Extrait fourni:
════════════════════

27/10/2021 par Amina Mir

Un village à l’histoire unique à la marge du temps et de l’espace

C’est dans l’extrême-sud du Liban, à seulement quelques kilomètres de la frontière avec Israël, que se trouve Naqoura, un village de seulement 4 800 hectares et 2 000 habitants qui n’en reste pas moins important de par son histoire et sa place au sein du patrimoine naturel libanais. 

L’histoire ayant frayé son chemin dans les sillons des falaises de ce petit village, l’occupation par l’armée israélienne jusqu’en 2000 en fait une zone qui reste encore aujourd’hui instable comme en témoigne les troupes de la Force intérimaire des Nations unies au Liban (FINUL) qui surveillent la frontière libano-palestinienne (il faut une autorisation spéciale pour pouvoir pénétrer sur le territoire de Naqoura). 

Parallèlement, du fait de l’occupation, cette région, comme la majorité du sud-Liban, a été préservée des constructions anarchiques et massives qu’a connu le Liban entre 1975 et 1990. En effet, après la guerre civile, Naqoura s’est vidée de quasiment toute présence et activité humaine, devenant une sorte de « no man’s land », ayant un impact direct sur l’héritage naturel de la côte. Le contraste se fait rapidement sentir lorsque l’on quitte le centre-ville de Beyrouth très urbanisé, avec une multitude d’enseignes, de centre commerciaux, d’immeubles en béton et de panneaux publicitaires pour arriver dans ce qui semble être resté en dehors du temps. En effet à Naqoura il n’y a ni centre commercial ni une multitude de restaurants ouverts toute la nuit et cela s’explique par l’histoire singulière de la région. 

Outre la guerre civile et l’occupation israélienne, Naqoura a connu un flux important de réfugiés palestiniens dès 1948 avant de devenir une base importante pour les combattants de l’Organisation de Libération de la Palestine (OLP) en 1969. Ce n’est que depuis 2006 que le calme s’est rétabli au Sud-Liban, malgré quelques affrontements périodiques avec les forces israéliennes. 

Géographiquement, le village se situe en haut d’une falaise, côtoyant des côtes restées sauvages mais peu ou pas entretenues par les autorités publiques, aboutissant à la dégradation croissante de l’environnement de la région. La centralisation des pouvoirs politiques et administratifs au sein de l’exécutif explique en partie la situation difficile dans laquelle se trouvent plusieurs régions dont le Liban sud.

════════════════════

Informations extraites:

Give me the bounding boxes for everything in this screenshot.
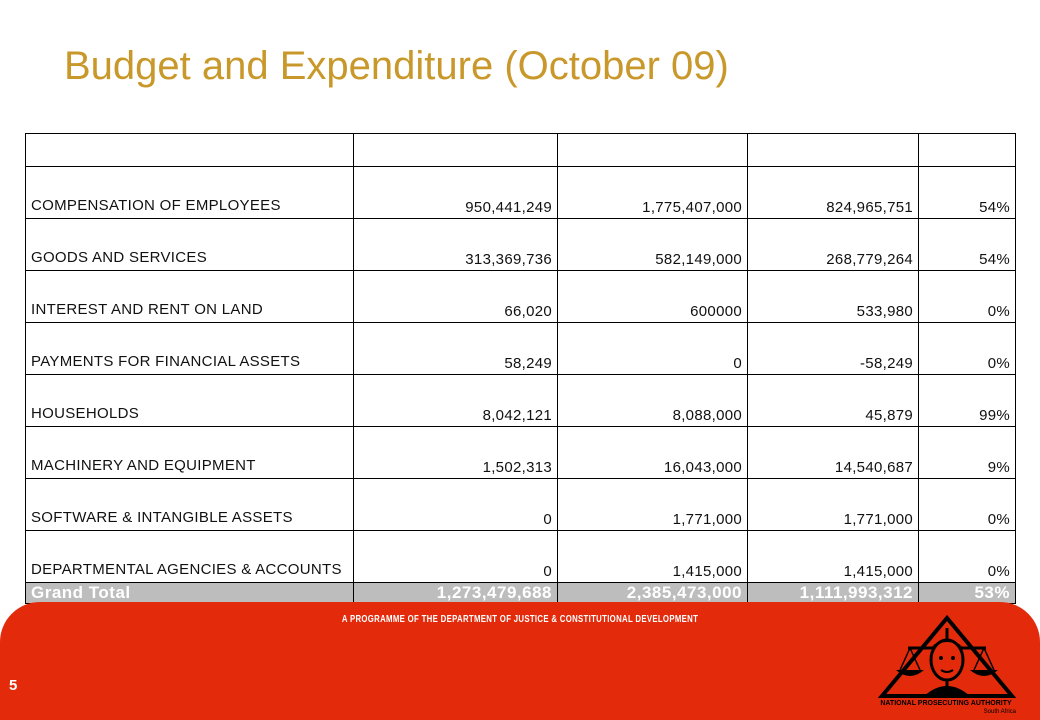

════════════════════

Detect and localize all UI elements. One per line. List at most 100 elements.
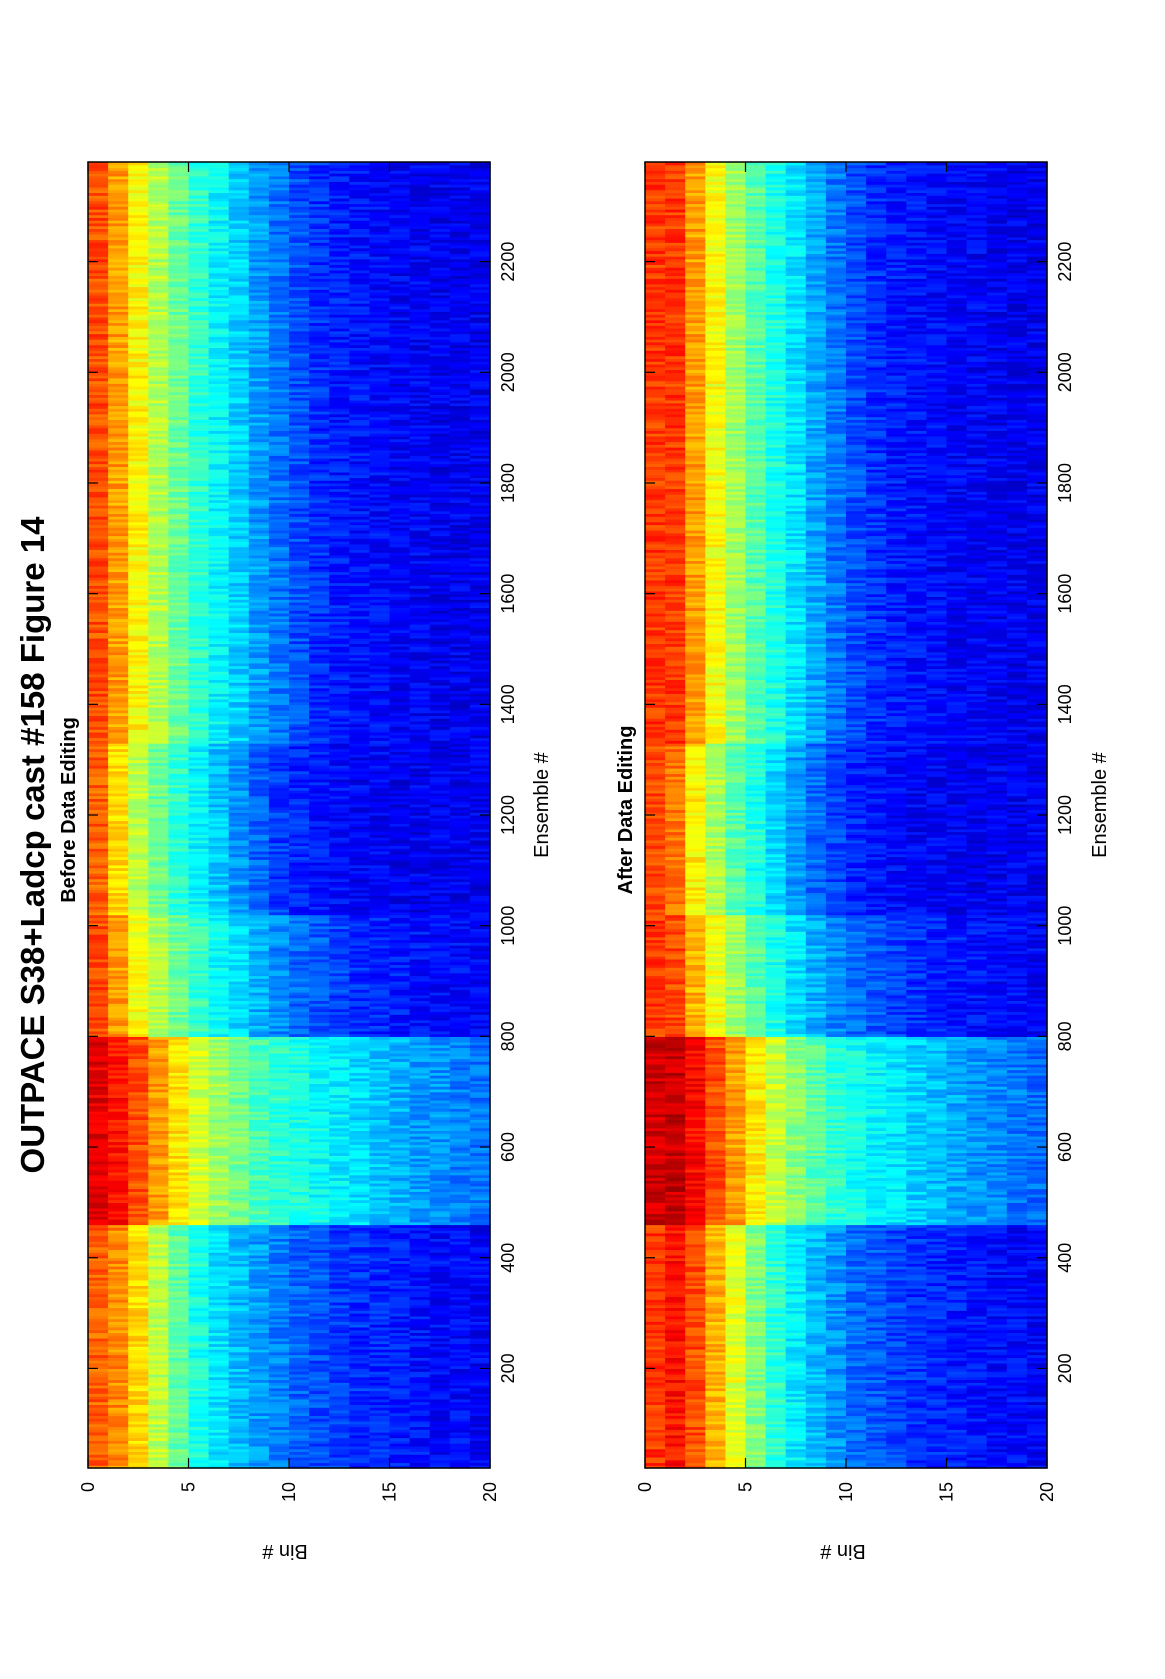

════════════════════

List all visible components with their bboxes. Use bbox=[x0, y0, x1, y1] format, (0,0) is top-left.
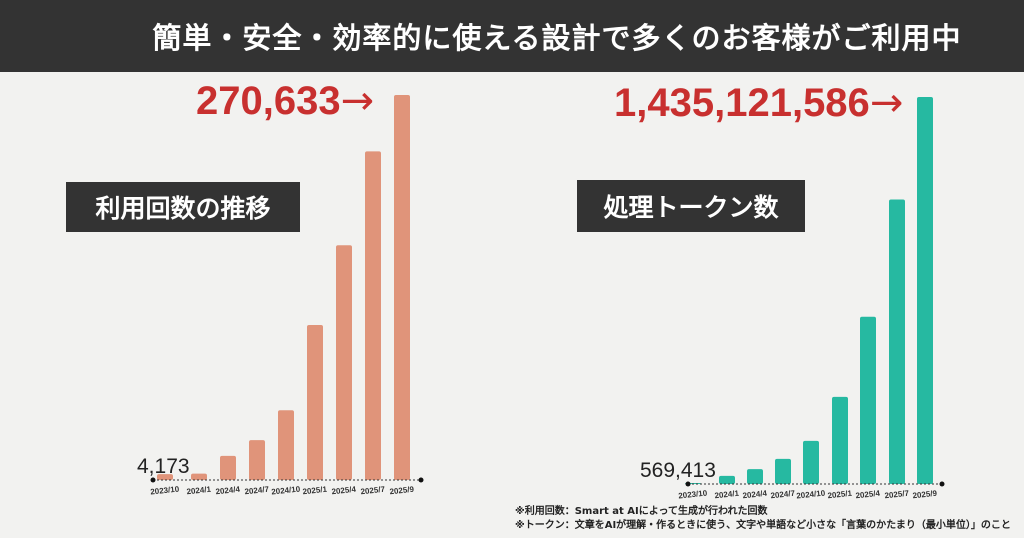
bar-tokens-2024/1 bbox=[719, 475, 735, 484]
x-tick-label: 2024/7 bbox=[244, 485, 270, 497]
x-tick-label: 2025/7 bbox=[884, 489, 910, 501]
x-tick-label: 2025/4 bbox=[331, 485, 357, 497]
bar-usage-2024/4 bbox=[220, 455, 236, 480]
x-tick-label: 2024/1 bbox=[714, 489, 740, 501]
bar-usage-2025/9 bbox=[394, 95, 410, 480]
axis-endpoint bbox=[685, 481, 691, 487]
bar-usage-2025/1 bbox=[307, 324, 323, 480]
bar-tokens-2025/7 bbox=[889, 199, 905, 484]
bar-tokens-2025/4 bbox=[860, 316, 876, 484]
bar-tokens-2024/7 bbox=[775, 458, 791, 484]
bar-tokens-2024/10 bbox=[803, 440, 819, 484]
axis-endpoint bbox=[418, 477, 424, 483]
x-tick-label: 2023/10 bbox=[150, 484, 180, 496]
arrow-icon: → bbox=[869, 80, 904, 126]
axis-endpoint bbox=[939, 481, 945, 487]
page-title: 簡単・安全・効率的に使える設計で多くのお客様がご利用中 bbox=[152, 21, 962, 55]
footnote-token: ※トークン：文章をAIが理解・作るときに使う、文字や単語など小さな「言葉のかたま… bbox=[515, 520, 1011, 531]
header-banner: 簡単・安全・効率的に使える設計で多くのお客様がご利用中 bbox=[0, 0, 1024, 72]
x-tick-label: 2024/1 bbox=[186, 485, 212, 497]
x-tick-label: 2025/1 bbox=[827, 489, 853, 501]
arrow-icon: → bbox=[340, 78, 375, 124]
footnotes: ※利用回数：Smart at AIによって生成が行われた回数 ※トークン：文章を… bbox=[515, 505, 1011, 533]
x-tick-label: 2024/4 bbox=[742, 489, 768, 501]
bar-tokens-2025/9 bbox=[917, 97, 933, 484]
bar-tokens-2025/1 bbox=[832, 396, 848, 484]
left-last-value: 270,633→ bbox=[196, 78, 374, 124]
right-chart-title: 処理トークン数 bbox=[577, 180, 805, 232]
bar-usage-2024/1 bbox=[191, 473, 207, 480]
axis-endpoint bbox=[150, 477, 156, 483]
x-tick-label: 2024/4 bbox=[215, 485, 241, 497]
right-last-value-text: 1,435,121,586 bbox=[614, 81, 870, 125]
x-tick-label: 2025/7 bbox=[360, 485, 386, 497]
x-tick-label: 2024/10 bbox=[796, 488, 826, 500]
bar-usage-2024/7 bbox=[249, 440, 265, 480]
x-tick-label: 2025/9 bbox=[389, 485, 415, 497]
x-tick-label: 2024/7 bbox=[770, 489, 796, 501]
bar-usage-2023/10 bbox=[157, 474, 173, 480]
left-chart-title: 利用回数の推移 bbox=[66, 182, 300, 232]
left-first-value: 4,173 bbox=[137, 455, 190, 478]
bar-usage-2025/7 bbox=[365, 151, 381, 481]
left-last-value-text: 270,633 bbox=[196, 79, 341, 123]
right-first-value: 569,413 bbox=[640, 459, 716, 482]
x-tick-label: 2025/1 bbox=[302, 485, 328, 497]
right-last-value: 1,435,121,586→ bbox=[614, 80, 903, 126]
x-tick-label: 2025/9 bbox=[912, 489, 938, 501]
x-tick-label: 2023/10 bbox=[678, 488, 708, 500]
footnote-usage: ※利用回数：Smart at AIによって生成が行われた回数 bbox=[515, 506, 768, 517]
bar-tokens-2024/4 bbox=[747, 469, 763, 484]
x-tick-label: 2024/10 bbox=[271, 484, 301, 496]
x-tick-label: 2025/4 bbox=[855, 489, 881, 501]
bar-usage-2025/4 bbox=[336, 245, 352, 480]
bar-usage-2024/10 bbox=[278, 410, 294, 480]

════════════════════

Consigne:
Répondez aux questions suivantes à l'aide de l'extrait sur Naqoura.
(a) Combien d'habitants compte le village ?
(b) Jusqu'en quelle année l'armée israélienne a-t-elle occupé la zone ?
(c) En quelle année Naqoura est-elle devenue une base importante pour les combattants de l'OLP ?
Les items n'ont aucun lien avec l'extrait sur Naqoura.

Réponse:
(a) Le village compte 2 000 habitants.
(b) L'armée israélienne a occupé la zone jusqu'en 2000.
(c) Naqoura est devenue une base importante pour les combattants de l'OLP en 1969.